[begin Input for this task]
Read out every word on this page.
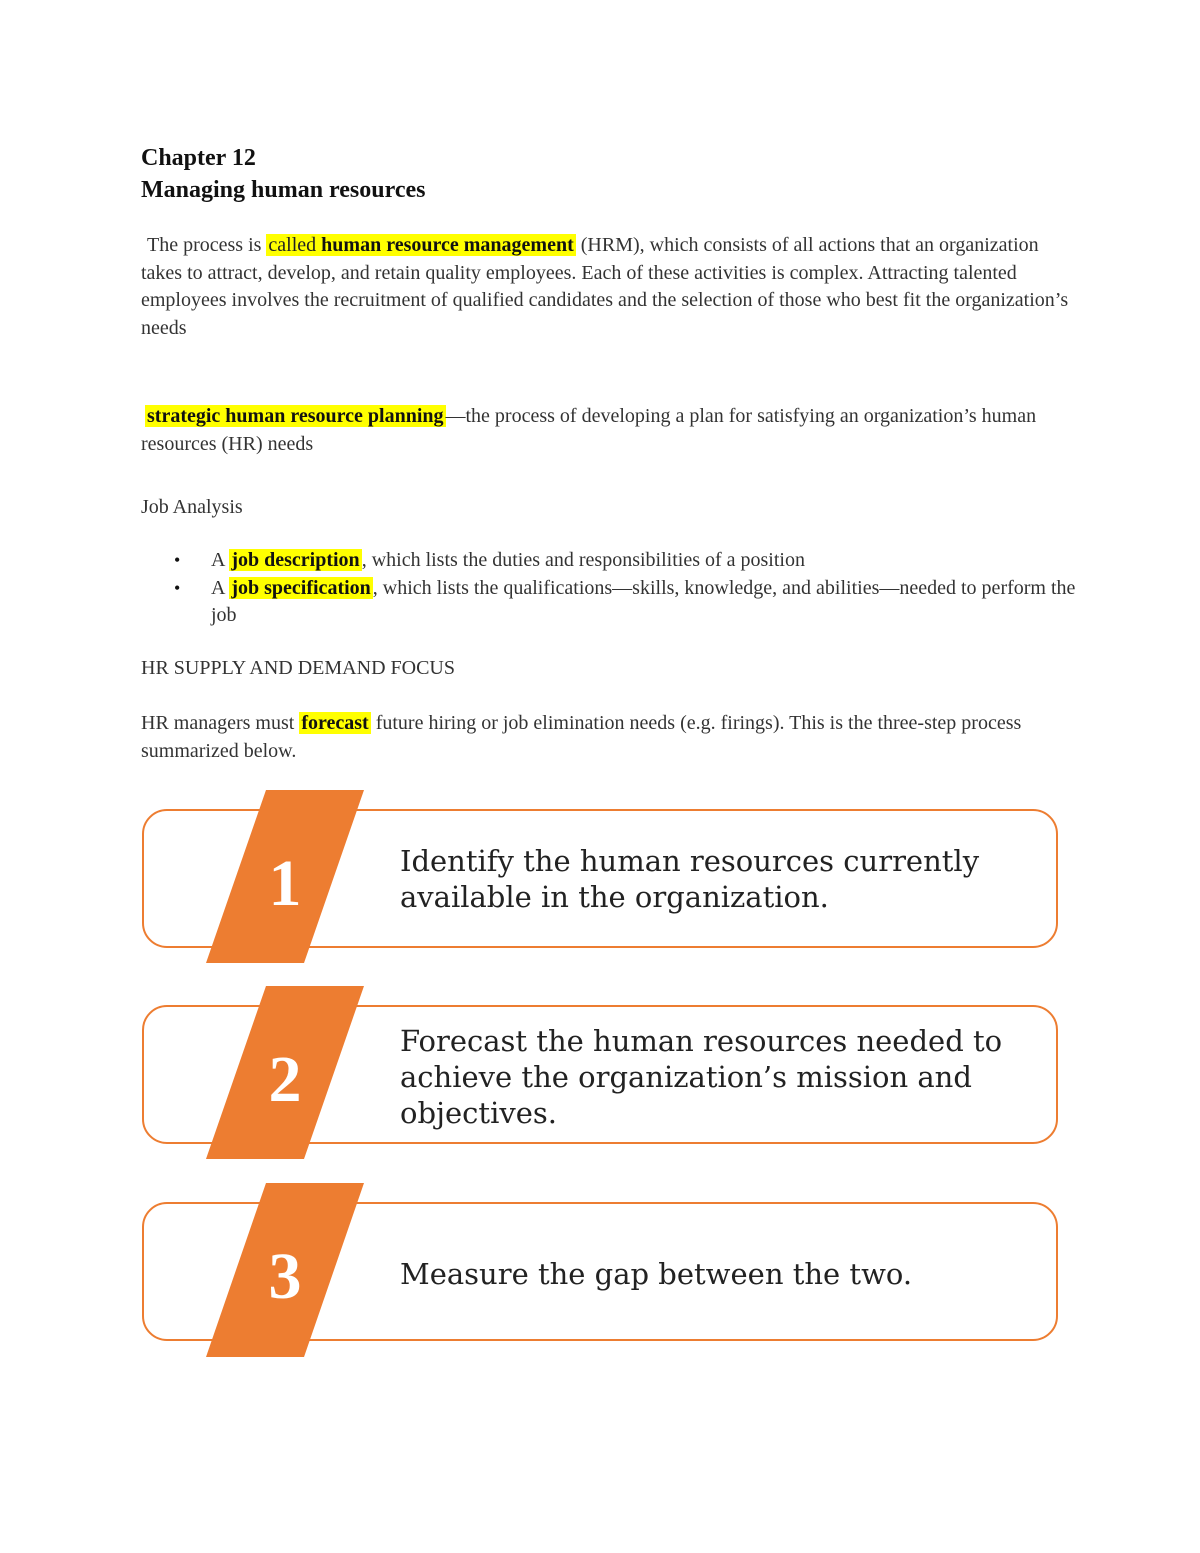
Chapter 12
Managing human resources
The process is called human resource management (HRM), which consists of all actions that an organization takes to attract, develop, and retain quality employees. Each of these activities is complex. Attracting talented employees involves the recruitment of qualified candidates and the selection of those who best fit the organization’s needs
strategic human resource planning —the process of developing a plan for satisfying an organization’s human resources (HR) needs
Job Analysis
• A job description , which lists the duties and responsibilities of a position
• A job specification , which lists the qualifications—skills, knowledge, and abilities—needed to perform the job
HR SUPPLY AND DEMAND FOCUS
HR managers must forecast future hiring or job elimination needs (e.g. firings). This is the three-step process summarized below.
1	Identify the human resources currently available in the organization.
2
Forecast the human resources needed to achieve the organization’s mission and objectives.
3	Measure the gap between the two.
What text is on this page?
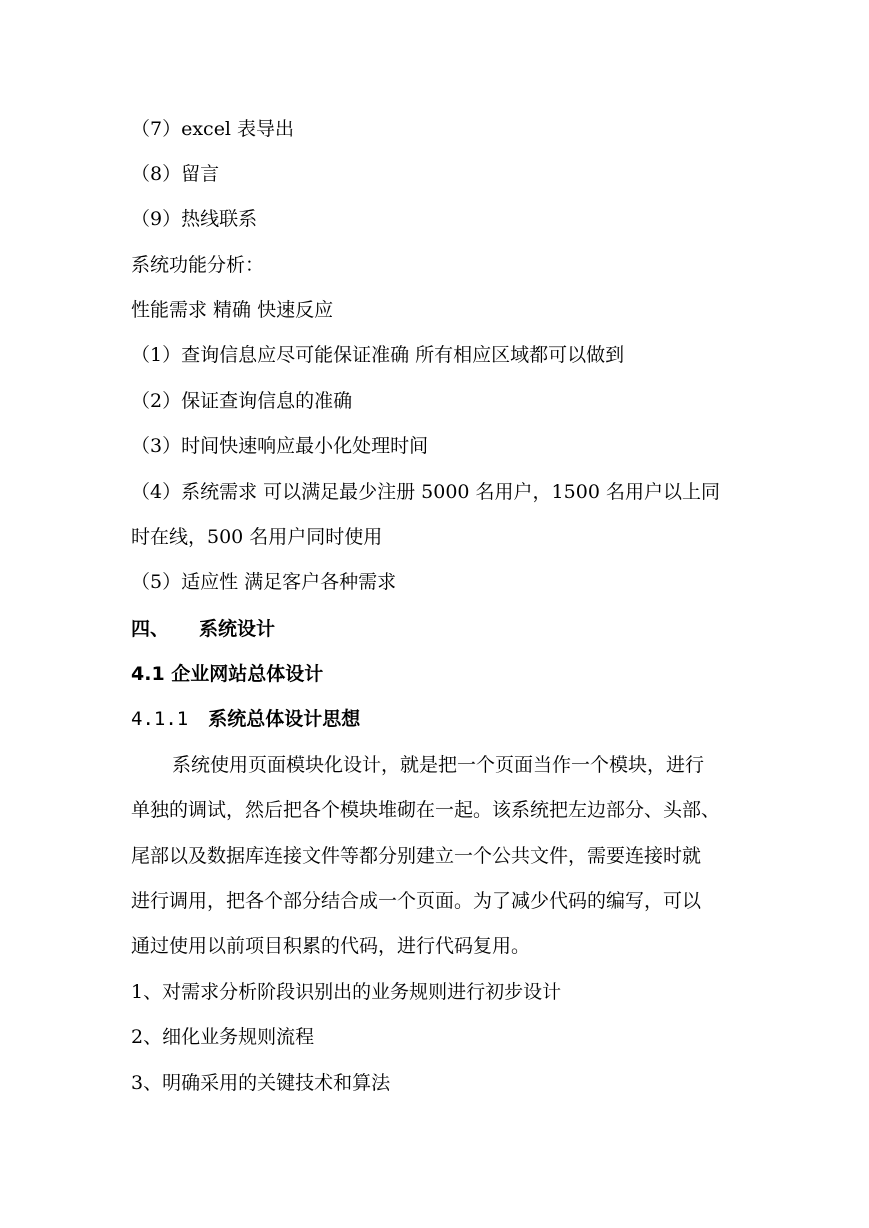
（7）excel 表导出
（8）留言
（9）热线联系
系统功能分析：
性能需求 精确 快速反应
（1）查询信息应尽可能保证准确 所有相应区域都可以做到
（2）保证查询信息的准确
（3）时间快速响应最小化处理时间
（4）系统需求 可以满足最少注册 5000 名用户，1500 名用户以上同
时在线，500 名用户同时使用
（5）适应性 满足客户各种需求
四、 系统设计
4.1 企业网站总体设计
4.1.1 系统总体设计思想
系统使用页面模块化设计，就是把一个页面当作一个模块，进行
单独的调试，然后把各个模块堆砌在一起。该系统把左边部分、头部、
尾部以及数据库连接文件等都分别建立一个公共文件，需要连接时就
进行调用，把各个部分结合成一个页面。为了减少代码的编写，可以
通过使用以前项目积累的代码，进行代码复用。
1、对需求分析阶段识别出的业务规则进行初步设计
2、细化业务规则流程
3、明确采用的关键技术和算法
[end Input for this task]
[begin Input for this task]
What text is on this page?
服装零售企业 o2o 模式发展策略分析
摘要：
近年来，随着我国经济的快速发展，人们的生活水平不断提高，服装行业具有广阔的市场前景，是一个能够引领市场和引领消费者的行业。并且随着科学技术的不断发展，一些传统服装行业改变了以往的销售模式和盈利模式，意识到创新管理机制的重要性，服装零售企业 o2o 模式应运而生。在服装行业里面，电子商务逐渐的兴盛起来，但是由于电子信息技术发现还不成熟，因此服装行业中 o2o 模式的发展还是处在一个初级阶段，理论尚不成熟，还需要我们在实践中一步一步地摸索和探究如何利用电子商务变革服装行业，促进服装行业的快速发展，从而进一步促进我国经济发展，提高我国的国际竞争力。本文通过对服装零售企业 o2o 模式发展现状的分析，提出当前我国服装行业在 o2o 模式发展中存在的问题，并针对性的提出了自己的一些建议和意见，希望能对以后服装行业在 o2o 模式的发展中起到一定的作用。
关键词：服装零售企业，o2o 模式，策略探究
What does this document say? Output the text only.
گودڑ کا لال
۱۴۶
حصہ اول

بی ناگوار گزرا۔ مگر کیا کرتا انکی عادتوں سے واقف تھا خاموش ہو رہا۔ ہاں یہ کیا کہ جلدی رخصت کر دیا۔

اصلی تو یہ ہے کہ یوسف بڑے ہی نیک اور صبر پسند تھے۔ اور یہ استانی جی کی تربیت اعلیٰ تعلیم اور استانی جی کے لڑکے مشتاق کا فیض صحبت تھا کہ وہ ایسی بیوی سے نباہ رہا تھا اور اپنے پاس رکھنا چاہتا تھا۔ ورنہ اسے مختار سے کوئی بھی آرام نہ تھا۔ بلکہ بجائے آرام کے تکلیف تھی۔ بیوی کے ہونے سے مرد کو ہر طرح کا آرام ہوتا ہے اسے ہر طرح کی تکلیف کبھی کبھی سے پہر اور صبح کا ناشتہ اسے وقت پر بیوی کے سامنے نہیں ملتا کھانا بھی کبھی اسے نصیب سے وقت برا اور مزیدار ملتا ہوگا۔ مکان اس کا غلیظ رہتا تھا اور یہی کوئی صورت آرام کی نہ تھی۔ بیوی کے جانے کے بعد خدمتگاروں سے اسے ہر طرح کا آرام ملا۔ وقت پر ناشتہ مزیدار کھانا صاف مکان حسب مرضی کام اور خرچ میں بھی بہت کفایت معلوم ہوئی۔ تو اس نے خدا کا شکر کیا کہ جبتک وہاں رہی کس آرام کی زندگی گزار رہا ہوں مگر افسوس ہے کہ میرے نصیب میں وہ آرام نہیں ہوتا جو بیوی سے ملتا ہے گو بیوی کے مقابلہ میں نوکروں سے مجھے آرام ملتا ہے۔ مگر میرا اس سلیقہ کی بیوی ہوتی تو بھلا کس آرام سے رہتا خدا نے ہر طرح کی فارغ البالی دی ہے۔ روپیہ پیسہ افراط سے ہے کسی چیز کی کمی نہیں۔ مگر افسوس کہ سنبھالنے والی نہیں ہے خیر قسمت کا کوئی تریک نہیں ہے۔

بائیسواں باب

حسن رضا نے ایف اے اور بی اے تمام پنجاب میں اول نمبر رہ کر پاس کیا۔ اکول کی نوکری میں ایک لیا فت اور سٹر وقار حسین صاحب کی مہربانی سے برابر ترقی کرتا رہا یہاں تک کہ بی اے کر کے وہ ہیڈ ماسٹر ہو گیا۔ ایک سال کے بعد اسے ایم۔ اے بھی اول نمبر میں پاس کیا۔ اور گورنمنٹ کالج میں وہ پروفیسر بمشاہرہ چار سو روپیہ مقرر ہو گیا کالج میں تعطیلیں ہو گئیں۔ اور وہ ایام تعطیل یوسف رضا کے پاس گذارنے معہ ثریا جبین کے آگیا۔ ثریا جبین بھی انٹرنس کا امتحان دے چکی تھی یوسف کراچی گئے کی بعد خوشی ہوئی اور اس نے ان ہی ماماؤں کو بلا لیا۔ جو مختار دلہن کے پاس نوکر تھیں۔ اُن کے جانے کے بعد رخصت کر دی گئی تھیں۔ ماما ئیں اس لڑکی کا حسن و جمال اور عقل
[end Input for this task]
■ Stated task:
Which lines hold the string "服装零售企业"? Copy all of them from the data above.

■ Final result:
服装零售企业 o2o 模式发展策略分析
近年来，随着我国经济的快速发展，人们的生活水平不断提高，服装行业具有广阔的市场前景，是一个能够引领市场和引领消费者的行业。并且随着科学技术的不断发展，一些传统服装行业改变了以往的销售模式和盈利模式，意识到创新管理机制的重要性，服装零售企业 o2o 模式应运而生。在服装行业里面，电子商务逐渐的兴盛起来，但是由于电子信息技术发现还不成熟，因此服装行业中 o2o 模式的发展还是处在一个初级阶段，理论尚不成熟，还需要我们在实践中一步一步地摸索和探究如何利用电子商务变革服装行业，促进服装行业的快速发展，从而进一步促进我国经济发展，提高我国的国际竞争力。本文通过对服装零售企业 o2o 模式发展现状的分析，提出当前我国服装行业在 o2o 模式发展中存在的问题，并针对性的提出了自己的一些建议和意见，希望能对以后服装行业在 o2o 模式的发展中起到一定的作用。
关键词：服装零售企业，o2o 模式，策略探究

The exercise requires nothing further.